## Listed records
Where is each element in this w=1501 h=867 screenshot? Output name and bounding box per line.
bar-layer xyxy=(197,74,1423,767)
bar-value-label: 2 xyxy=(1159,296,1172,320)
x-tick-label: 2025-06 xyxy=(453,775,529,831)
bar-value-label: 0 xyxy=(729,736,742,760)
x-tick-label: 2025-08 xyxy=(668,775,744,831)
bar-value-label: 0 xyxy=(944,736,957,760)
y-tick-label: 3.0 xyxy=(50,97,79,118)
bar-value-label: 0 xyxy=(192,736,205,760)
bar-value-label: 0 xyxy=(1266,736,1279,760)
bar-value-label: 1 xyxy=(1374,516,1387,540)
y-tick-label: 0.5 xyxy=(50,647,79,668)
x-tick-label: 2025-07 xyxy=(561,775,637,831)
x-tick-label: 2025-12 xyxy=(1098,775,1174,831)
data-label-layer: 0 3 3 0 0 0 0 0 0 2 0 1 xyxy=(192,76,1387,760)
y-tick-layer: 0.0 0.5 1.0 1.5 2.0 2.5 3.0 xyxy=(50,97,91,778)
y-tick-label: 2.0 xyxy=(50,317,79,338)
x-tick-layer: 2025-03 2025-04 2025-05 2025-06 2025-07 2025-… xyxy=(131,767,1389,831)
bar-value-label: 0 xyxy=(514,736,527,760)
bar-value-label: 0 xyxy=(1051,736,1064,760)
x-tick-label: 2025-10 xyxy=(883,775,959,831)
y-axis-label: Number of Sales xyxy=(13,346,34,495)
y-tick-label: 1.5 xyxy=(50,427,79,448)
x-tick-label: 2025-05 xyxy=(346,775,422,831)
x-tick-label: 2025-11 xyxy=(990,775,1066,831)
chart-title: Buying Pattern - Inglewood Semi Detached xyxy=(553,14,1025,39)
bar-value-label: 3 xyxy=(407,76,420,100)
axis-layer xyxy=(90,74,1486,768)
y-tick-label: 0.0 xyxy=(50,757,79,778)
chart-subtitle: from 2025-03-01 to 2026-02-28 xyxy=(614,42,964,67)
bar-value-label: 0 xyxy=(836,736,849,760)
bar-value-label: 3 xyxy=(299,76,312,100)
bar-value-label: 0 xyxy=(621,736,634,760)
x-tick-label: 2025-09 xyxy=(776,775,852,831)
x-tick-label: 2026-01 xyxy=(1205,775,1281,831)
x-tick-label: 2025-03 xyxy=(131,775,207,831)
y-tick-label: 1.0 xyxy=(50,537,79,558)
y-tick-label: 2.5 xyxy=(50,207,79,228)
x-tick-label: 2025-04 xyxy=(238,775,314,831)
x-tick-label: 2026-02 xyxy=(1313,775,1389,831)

## Instructions for the task
Copy these lines word for word.

## Exercise result
Where is each element in this w=1501 h=867 screenshot? Output name and bounding box per line.
bar-layer xyxy=(197,74,1423,767)
bar-value-label: 2 xyxy=(1159,296,1172,320)
x-tick-label: 2025-06 xyxy=(453,775,529,831)
bar-value-label: 0 xyxy=(729,736,742,760)
x-tick-label: 2025-08 xyxy=(668,775,744,831)
bar-value-label: 0 xyxy=(944,736,957,760)
y-tick-label: 3.0 xyxy=(50,97,79,118)
bar-value-label: 0 xyxy=(192,736,205,760)
bar-value-label: 0 xyxy=(1266,736,1279,760)
bar-value-label: 1 xyxy=(1374,516,1387,540)
y-tick-label: 0.5 xyxy=(50,647,79,668)
x-tick-label: 2025-07 xyxy=(561,775,637,831)
x-tick-label: 2025-12 xyxy=(1098,775,1174,831)
data-label-layer: 0 3 3 0 0 0 0 0 0 2 0 1 xyxy=(192,76,1387,760)
y-tick-layer: 0.0 0.5 1.0 1.5 2.0 2.5 3.0 xyxy=(50,97,91,778)
y-tick-label: 2.0 xyxy=(50,317,79,338)
x-tick-layer: 2025-03 2025-04 2025-05 2025-06 2025-07 2025-… xyxy=(131,767,1389,831)
bar-value-label: 0 xyxy=(514,736,527,760)
bar-value-label: 0 xyxy=(1051,736,1064,760)
x-tick-label: 2025-10 xyxy=(883,775,959,831)
y-axis-label: Number of Sales xyxy=(13,346,34,495)
y-tick-label: 1.5 xyxy=(50,427,79,448)
x-tick-label: 2025-05 xyxy=(346,775,422,831)
x-tick-label: 2025-11 xyxy=(990,775,1066,831)
chart-title: Buying Pattern - Inglewood Semi Detached xyxy=(553,14,1025,39)
bar-value-label: 3 xyxy=(407,76,420,100)
axis-layer xyxy=(90,74,1486,768)
y-tick-label: 0.0 xyxy=(50,757,79,778)
chart-subtitle: from 2025-03-01 to 2026-02-28 xyxy=(614,42,964,67)
bar-value-label: 0 xyxy=(836,736,849,760)
bar-value-label: 3 xyxy=(299,76,312,100)
bar-value-label: 0 xyxy=(621,736,634,760)
x-tick-label: 2025-09 xyxy=(776,775,852,831)
x-tick-label: 2026-01 xyxy=(1205,775,1281,831)
x-tick-label: 2025-03 xyxy=(131,775,207,831)
y-tick-label: 1.0 xyxy=(50,537,79,558)
y-tick-label: 2.5 xyxy=(50,207,79,228)
x-tick-label: 2025-04 xyxy=(238,775,314,831)
x-tick-label: 2026-02 xyxy=(1313,775,1389,831)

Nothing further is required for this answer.